RECORDS SHOWN -
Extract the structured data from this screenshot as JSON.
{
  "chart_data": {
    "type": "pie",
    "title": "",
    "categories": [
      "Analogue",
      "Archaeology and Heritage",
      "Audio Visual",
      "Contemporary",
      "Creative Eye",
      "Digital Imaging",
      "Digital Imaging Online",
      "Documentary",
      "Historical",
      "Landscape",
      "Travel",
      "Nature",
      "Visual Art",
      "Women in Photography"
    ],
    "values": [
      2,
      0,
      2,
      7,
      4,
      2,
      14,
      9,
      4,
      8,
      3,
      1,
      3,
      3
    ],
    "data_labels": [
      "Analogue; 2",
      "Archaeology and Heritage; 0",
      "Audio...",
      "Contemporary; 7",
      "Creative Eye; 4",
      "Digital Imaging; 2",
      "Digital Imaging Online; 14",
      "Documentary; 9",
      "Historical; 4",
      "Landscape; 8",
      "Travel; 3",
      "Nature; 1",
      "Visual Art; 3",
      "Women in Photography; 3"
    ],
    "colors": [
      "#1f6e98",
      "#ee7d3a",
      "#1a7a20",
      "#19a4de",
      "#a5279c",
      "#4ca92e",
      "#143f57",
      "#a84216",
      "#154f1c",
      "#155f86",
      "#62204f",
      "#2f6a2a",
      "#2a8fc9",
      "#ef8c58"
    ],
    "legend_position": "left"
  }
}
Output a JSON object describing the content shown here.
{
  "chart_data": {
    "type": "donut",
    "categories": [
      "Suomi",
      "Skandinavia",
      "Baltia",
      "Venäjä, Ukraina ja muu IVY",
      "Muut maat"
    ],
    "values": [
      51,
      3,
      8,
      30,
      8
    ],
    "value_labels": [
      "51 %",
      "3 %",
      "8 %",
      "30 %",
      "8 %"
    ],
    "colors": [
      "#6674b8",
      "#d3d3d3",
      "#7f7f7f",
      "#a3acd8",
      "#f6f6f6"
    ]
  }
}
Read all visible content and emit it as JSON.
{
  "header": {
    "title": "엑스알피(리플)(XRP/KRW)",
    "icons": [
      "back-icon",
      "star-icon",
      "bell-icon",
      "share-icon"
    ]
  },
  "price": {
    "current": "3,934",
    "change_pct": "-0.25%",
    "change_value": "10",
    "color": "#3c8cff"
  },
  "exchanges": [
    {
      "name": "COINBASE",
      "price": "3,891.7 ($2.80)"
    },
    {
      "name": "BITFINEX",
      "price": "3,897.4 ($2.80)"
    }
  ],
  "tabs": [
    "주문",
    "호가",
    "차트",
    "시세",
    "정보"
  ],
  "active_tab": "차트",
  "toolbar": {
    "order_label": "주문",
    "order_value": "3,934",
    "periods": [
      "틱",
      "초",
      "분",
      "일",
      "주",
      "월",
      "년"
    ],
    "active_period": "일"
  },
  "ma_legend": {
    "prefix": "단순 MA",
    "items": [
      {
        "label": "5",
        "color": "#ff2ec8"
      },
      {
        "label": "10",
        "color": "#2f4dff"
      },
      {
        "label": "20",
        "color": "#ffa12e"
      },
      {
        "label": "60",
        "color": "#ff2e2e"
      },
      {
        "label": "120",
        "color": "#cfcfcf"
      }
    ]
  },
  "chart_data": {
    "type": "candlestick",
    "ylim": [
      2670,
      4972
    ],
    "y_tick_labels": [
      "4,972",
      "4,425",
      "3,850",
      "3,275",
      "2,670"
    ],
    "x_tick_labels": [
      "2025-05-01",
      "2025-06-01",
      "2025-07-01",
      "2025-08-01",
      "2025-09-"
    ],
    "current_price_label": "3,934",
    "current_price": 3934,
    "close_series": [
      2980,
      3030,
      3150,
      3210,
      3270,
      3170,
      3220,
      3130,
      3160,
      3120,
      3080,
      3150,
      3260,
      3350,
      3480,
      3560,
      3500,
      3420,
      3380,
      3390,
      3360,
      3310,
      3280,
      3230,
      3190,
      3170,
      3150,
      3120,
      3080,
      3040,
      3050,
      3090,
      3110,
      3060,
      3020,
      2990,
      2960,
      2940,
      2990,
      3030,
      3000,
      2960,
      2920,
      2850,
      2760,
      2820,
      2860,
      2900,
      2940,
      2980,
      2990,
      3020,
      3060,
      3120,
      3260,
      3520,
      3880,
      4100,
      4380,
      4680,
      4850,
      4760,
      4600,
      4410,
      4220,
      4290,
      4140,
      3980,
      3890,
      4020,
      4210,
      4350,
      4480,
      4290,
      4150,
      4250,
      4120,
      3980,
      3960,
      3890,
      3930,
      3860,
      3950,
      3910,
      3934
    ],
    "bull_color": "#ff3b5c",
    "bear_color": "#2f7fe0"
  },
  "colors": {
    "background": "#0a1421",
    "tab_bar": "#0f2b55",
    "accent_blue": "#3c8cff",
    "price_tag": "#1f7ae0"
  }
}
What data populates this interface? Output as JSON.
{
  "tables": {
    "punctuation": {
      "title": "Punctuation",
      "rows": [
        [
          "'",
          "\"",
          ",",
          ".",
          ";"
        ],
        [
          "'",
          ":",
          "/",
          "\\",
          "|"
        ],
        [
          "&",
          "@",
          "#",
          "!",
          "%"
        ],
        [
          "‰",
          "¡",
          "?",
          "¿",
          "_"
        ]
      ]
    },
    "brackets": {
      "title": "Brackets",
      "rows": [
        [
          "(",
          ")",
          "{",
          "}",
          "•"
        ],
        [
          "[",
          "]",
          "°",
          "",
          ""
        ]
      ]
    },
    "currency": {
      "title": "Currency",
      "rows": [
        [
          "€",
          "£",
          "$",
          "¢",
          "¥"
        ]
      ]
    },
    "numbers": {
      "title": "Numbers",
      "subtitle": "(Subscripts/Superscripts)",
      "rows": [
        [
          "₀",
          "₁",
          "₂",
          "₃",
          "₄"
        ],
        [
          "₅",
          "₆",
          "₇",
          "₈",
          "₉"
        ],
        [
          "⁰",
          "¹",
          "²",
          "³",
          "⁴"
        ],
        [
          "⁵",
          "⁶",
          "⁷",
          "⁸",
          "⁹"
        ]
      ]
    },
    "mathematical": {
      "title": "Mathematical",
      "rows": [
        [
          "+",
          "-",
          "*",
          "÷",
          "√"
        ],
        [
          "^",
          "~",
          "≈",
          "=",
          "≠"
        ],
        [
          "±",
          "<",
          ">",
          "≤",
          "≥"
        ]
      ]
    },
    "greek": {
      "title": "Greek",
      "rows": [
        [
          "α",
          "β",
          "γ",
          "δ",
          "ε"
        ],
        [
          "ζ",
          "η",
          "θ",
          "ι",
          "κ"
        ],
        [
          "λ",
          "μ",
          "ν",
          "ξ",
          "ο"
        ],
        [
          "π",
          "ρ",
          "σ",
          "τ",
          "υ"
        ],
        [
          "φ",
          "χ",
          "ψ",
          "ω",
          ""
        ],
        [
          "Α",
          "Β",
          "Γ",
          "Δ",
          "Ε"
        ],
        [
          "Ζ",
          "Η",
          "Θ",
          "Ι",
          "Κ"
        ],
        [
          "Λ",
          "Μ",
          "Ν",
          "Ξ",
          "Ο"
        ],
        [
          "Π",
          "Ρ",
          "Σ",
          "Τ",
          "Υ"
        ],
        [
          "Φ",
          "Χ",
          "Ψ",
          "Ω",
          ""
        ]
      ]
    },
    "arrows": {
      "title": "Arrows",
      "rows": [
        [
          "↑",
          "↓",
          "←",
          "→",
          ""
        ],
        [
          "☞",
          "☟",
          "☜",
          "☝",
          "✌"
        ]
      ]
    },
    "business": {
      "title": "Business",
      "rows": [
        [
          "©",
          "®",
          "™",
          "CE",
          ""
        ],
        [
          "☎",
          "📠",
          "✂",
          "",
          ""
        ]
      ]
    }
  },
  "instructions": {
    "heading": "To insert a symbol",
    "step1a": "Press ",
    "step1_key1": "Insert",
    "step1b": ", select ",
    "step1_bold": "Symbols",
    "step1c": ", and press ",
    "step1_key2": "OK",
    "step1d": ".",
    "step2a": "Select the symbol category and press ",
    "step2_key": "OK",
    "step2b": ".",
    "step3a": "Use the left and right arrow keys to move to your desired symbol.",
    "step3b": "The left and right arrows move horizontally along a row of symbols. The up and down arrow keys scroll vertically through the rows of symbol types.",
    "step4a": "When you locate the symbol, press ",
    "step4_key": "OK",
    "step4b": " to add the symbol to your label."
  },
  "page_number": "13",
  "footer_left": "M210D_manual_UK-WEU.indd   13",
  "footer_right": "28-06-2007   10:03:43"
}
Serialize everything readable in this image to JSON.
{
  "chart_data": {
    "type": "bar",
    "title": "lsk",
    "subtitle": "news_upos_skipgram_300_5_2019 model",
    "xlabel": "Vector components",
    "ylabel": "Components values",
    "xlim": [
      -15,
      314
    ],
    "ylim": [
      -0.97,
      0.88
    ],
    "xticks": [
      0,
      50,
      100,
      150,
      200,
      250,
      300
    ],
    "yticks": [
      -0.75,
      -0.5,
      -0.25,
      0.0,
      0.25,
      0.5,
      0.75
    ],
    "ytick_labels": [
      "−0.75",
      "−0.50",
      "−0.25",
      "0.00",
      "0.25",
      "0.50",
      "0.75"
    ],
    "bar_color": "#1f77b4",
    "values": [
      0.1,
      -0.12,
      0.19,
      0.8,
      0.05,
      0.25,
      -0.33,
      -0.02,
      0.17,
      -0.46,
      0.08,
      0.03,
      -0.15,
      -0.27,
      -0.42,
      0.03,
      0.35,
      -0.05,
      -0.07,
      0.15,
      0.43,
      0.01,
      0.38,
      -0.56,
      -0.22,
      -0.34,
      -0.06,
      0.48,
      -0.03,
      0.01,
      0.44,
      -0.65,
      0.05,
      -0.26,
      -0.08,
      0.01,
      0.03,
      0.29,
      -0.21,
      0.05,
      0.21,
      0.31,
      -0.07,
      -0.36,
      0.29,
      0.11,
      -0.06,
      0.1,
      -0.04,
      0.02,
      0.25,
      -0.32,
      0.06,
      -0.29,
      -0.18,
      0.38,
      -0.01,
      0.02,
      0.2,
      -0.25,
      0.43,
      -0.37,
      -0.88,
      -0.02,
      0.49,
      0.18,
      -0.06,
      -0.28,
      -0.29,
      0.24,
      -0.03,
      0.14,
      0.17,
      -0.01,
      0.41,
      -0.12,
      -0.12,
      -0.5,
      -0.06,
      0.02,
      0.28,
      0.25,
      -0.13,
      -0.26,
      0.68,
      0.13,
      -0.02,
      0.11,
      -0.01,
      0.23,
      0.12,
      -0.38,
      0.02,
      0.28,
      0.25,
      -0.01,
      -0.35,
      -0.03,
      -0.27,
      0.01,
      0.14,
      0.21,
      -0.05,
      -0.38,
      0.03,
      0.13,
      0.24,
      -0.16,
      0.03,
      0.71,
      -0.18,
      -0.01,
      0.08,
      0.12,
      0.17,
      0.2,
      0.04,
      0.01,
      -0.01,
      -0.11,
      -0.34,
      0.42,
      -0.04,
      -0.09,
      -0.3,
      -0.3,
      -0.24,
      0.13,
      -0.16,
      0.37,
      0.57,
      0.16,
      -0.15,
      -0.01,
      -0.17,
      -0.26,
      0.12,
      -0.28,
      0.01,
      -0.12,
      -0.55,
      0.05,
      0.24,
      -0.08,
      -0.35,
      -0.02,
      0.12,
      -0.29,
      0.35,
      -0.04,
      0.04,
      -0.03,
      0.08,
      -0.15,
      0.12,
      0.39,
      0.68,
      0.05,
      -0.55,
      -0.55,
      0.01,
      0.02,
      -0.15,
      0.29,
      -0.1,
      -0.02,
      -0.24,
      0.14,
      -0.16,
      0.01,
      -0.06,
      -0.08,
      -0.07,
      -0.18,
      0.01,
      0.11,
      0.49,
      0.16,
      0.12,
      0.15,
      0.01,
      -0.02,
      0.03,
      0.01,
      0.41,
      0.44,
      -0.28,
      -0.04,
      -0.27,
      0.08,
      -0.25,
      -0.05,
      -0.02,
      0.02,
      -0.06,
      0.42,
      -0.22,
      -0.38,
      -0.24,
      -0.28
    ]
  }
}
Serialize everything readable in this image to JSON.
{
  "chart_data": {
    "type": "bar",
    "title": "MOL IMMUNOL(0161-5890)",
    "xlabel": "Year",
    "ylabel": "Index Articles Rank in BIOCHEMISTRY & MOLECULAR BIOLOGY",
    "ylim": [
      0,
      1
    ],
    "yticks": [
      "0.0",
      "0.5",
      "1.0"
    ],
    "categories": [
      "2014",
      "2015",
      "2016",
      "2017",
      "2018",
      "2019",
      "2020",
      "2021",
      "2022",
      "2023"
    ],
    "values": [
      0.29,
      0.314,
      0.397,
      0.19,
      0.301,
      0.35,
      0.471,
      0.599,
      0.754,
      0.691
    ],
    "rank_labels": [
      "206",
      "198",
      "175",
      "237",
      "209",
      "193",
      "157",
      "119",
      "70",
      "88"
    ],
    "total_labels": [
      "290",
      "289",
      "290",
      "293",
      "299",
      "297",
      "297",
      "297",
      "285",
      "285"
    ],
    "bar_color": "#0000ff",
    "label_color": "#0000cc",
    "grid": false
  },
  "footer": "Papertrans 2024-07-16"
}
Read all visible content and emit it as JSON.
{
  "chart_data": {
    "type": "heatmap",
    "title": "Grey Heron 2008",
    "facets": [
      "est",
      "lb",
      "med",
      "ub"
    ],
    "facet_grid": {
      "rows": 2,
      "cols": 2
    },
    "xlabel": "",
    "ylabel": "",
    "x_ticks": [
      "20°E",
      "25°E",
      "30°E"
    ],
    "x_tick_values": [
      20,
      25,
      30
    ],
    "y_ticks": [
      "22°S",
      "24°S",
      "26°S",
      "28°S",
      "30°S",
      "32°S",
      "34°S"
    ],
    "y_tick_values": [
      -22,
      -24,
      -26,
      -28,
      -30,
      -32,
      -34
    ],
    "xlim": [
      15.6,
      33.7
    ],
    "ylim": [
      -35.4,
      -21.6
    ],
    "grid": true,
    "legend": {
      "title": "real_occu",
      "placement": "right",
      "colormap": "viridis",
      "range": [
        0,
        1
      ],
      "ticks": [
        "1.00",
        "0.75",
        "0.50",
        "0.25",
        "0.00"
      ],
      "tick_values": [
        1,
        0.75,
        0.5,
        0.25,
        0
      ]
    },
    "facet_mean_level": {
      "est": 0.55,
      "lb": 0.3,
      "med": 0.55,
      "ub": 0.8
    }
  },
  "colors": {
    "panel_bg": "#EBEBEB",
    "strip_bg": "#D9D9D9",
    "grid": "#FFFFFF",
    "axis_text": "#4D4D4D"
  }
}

WORK INSTRUCTIONS -
Copy in full each line that holds the word "move".

ANSWER FOR THE TASK -
    "step3a": "Use the left and right arrow keys to move to your desired symbol.",
    "step3b": "The left and right arrows move horizontally along a row of symbols. The up and down arrow keys scroll vertically through the rows of symbol types.",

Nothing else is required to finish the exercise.